▶ [Requirements]: Take the entries below and reproduce them word for word.

(Data items)

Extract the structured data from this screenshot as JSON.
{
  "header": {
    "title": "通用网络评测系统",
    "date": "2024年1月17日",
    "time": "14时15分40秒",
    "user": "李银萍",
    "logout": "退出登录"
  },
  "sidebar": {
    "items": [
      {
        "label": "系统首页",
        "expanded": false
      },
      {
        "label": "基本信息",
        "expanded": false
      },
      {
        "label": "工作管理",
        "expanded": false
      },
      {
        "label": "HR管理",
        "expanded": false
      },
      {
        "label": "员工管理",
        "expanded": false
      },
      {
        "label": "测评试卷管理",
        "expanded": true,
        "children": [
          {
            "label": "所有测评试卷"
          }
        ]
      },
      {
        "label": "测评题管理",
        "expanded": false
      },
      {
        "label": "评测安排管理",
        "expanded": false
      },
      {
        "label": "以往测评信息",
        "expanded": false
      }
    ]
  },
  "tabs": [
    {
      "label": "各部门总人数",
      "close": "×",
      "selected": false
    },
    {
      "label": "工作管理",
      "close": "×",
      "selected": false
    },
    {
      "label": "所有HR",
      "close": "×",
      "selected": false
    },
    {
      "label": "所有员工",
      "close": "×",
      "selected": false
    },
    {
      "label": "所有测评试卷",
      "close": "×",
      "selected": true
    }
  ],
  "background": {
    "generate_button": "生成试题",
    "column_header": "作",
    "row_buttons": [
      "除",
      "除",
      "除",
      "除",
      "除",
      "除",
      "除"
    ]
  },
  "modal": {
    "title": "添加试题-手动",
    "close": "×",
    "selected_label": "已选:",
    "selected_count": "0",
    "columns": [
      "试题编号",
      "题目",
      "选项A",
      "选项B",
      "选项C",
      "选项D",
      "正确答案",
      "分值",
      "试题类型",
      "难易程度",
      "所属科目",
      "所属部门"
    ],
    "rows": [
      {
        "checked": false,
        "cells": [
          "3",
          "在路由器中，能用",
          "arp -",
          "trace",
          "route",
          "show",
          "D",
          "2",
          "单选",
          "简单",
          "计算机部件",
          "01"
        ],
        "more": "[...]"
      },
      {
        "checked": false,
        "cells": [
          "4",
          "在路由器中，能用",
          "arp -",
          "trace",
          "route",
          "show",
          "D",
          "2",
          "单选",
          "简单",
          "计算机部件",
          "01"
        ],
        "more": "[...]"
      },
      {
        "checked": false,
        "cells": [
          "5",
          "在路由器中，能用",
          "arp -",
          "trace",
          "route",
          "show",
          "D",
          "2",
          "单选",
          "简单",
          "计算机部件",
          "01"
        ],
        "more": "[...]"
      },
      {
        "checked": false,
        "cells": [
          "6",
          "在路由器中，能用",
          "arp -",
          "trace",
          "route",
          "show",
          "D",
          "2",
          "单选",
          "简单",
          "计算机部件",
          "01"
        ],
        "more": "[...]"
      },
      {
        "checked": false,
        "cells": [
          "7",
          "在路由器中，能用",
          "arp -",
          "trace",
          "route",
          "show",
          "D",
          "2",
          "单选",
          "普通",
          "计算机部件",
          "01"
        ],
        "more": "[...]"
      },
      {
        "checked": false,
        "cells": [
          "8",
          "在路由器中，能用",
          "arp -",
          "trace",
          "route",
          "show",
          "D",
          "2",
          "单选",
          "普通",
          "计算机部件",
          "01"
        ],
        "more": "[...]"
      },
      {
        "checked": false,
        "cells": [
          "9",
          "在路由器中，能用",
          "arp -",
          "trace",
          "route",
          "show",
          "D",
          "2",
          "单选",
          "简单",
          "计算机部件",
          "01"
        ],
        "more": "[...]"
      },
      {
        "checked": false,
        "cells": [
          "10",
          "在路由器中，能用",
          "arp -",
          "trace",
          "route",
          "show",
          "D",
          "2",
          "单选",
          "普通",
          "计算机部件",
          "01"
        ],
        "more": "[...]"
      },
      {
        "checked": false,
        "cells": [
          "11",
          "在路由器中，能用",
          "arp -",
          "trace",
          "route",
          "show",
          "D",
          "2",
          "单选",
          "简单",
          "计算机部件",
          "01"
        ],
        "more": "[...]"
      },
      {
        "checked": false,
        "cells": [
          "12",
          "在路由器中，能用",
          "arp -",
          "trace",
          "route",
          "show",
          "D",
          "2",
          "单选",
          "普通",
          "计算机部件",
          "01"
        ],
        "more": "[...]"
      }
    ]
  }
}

▶ [Solution to the exercise]:
Extract the structured data from this screenshot as JSON.
{
  "header": {
    "title": "通用网络评测系统",
    "date": "2024年1月17日",
    "time": "14时15分40秒",
    "user": "李银萍",
    "logout": "退出登录"
  },
  "sidebar": {
    "items": [
      {
        "label": "系统首页",
        "expanded": false
      },
      {
        "label": "基本信息",
        "expanded": false
      },
      {
        "label": "工作管理",
        "expanded": false
      },
      {
        "label": "HR管理",
        "expanded": false
      },
      {
        "label": "员工管理",
        "expanded": false
      },
      {
        "label": "测评试卷管理",
        "expanded": true,
        "children": [
          {
            "label": "所有测评试卷"
          }
        ]
      },
      {
        "label": "测评题管理",
        "expanded": false
      },
      {
        "label": "评测安排管理",
        "expanded": false
      },
      {
        "label": "以往测评信息",
        "expanded": false
      }
    ]
  },
  "tabs": [
    {
      "label": "各部门总人数",
      "close": "×",
      "selected": false
    },
    {
      "label": "工作管理",
      "close": "×",
      "selected": false
    },
    {
      "label": "所有HR",
      "close": "×",
      "selected": false
    },
    {
      "label": "所有员工",
      "close": "×",
      "selected": false
    },
    {
      "label": "所有测评试卷",
      "close": "×",
      "selected": true
    }
  ],
  "background": {
    "generate_button": "生成试题",
    "column_header": "作",
    "row_buttons": [
      "除",
      "除",
      "除",
      "除",
      "除",
      "除",
      "除"
    ]
  },
  "modal": {
    "title": "添加试题-手动",
    "close": "×",
    "selected_label": "已选:",
    "selected_count": "0",
    "columns": [
      "试题编号",
      "题目",
      "选项A",
      "选项B",
      "选项C",
      "选项D",
      "正确答案",
      "分值",
      "试题类型",
      "难易程度",
      "所属科目",
      "所属部门"
    ],
    "rows": [
      {
        "checked": false,
        "cells": [
          "3",
          "在路由器中，能用",
          "arp -",
          "trace",
          "route",
          "show",
          "D",
          "2",
          "单选",
          "简单",
          "计算机部件",
          "01"
        ],
        "more": "[...]"
      },
      {
        "checked": false,
        "cells": [
          "4",
          "在路由器中，能用",
          "arp -",
          "trace",
          "route",
          "show",
          "D",
          "2",
          "单选",
          "简单",
          "计算机部件",
          "01"
        ],
        "more": "[...]"
      },
      {
        "checked": false,
        "cells": [
          "5",
          "在路由器中，能用",
          "arp -",
          "trace",
          "route",
          "show",
          "D",
          "2",
          "单选",
          "简单",
          "计算机部件",
          "01"
        ],
        "more": "[...]"
      },
      {
        "checked": false,
        "cells": [
          "6",
          "在路由器中，能用",
          "arp -",
          "trace",
          "route",
          "show",
          "D",
          "2",
          "单选",
          "简单",
          "计算机部件",
          "01"
        ],
        "more": "[...]"
      },
      {
        "checked": false,
        "cells": [
          "7",
          "在路由器中，能用",
          "arp -",
          "trace",
          "route",
          "show",
          "D",
          "2",
          "单选",
          "普通",
          "计算机部件",
          "01"
        ],
        "more": "[...]"
      },
      {
        "checked": false,
        "cells": [
          "8",
          "在路由器中，能用",
          "arp -",
          "trace",
          "route",
          "show",
          "D",
          "2",
          "单选",
          "普通",
          "计算机部件",
          "01"
        ],
        "more": "[...]"
      },
      {
        "checked": false,
        "cells": [
          "9",
          "在路由器中，能用",
          "arp -",
          "trace",
          "route",
          "show",
          "D",
          "2",
          "单选",
          "简单",
          "计算机部件",
          "01"
        ],
        "more": "[...]"
      },
      {
        "checked": false,
        "cells": [
          "10",
          "在路由器中，能用",
          "arp -",
          "trace",
          "route",
          "show",
          "D",
          "2",
          "单选",
          "普通",
          "计算机部件",
          "01"
        ],
        "more": "[...]"
      },
      {
        "checked": false,
        "cells": [
          "11",
          "在路由器中，能用",
          "arp -",
          "trace",
          "route",
          "show",
          "D",
          "2",
          "单选",
          "简单",
          "计算机部件",
          "01"
        ],
        "more": "[...]"
      },
      {
        "checked": false,
        "cells": [
          "12",
          "在路由器中，能用",
          "arp -",
          "trace",
          "route",
          "show",
          "D",
          "2",
          "单选",
          "普通",
          "计算机部件",
          "01"
        ],
        "more": "[...]"
      }
    ]
  }
}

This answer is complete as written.